= Stored data =
++++++

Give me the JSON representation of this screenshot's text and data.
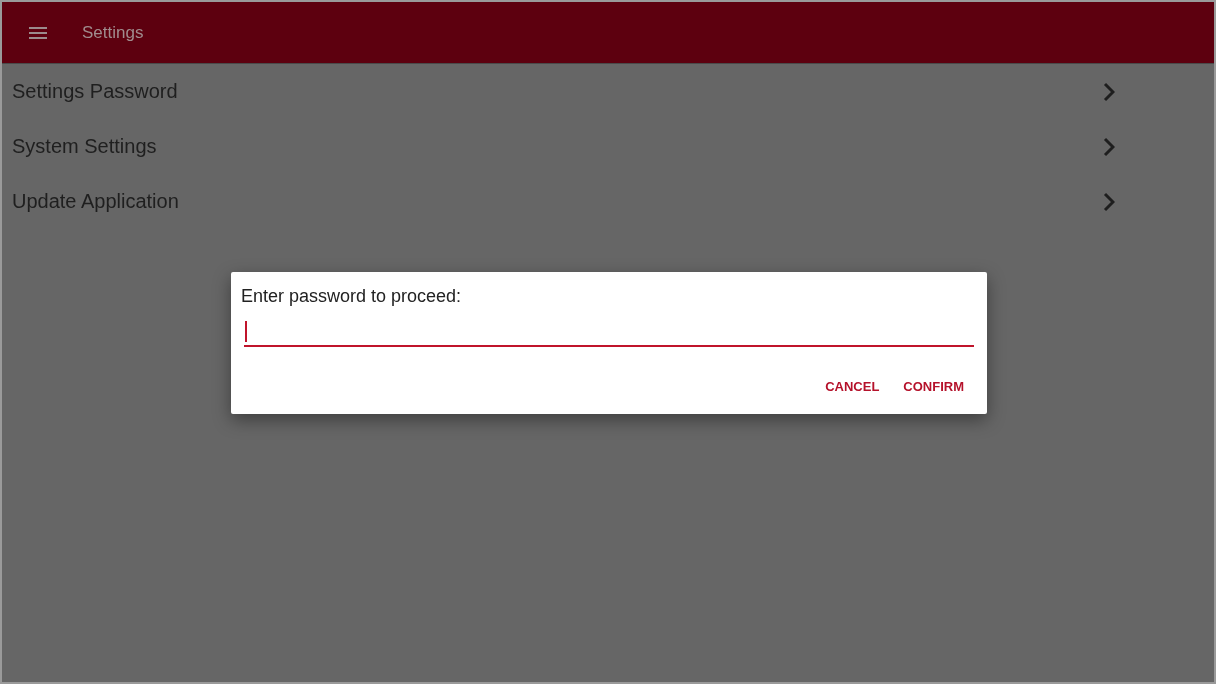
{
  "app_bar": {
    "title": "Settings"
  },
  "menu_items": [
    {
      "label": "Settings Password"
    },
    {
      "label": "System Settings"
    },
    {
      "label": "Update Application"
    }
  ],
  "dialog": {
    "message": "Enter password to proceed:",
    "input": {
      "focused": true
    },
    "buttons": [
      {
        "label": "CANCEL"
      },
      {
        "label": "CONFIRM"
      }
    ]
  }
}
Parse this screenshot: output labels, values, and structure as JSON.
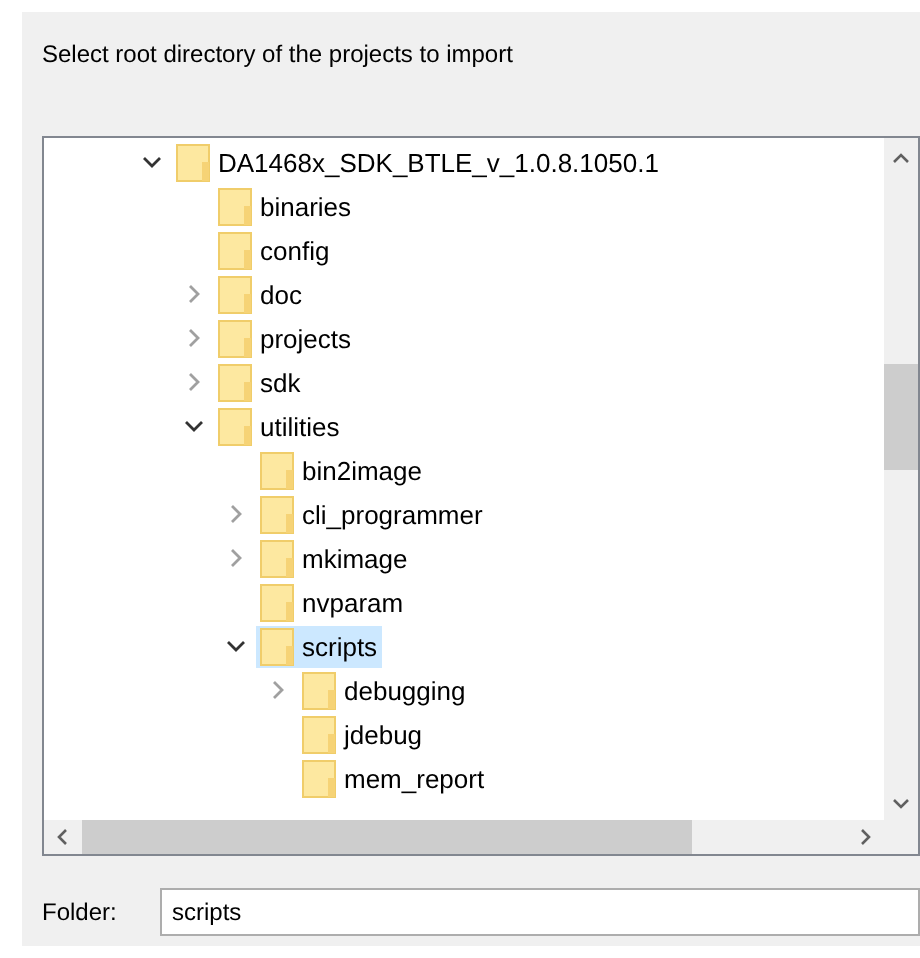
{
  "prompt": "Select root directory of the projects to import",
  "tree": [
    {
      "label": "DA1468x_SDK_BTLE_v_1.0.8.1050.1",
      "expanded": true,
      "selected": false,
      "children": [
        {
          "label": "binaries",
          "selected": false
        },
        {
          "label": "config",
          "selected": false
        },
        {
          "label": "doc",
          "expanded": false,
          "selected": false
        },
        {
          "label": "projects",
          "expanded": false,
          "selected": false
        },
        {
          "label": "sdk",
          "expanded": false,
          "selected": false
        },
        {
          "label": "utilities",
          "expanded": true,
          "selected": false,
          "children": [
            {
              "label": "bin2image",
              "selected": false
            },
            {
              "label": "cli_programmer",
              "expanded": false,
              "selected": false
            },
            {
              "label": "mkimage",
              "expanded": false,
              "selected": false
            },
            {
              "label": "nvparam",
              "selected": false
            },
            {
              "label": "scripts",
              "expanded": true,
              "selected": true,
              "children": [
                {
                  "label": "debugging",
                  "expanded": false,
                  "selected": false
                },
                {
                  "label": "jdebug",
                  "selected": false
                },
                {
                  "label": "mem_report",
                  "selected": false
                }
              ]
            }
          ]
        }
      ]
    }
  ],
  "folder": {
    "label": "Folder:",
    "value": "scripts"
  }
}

++++++

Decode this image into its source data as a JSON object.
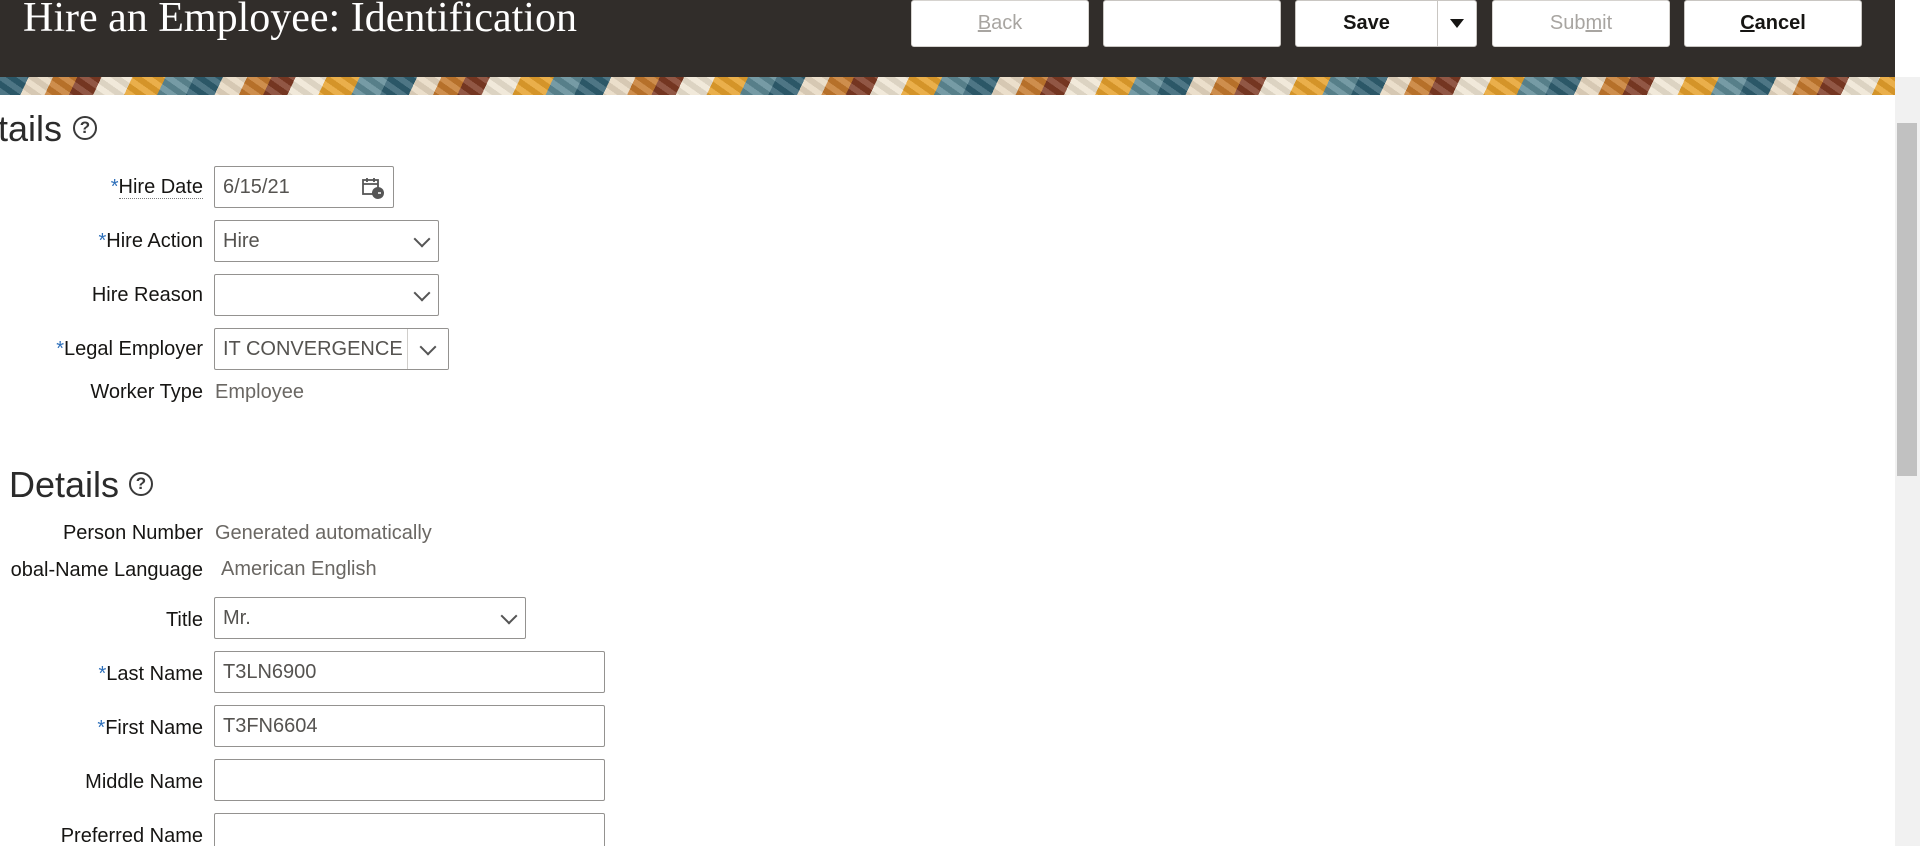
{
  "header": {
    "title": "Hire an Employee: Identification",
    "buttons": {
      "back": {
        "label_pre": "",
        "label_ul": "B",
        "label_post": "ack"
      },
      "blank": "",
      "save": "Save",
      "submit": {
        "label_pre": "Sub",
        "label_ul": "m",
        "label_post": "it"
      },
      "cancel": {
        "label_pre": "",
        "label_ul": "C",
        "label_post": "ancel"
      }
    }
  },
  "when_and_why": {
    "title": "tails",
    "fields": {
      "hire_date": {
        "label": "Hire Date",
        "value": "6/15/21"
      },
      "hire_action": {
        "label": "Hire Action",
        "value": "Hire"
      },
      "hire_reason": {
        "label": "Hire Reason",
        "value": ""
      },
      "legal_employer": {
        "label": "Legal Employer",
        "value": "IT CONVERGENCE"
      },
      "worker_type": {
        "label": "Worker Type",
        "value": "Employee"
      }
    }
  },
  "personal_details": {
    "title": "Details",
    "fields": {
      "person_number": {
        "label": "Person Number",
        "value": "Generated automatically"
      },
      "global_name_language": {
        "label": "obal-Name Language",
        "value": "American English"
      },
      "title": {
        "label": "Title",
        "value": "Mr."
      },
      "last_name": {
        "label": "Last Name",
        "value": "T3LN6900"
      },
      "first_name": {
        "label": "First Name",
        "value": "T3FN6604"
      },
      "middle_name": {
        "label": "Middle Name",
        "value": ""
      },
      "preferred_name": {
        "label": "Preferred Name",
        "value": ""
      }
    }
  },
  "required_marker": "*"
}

++++++

= Your task =
Isolate the lines above that contain the word "projects" and copy them.

= Complete response =
  "prompt": "Select root directory of the projects to import",
          "label": "projects",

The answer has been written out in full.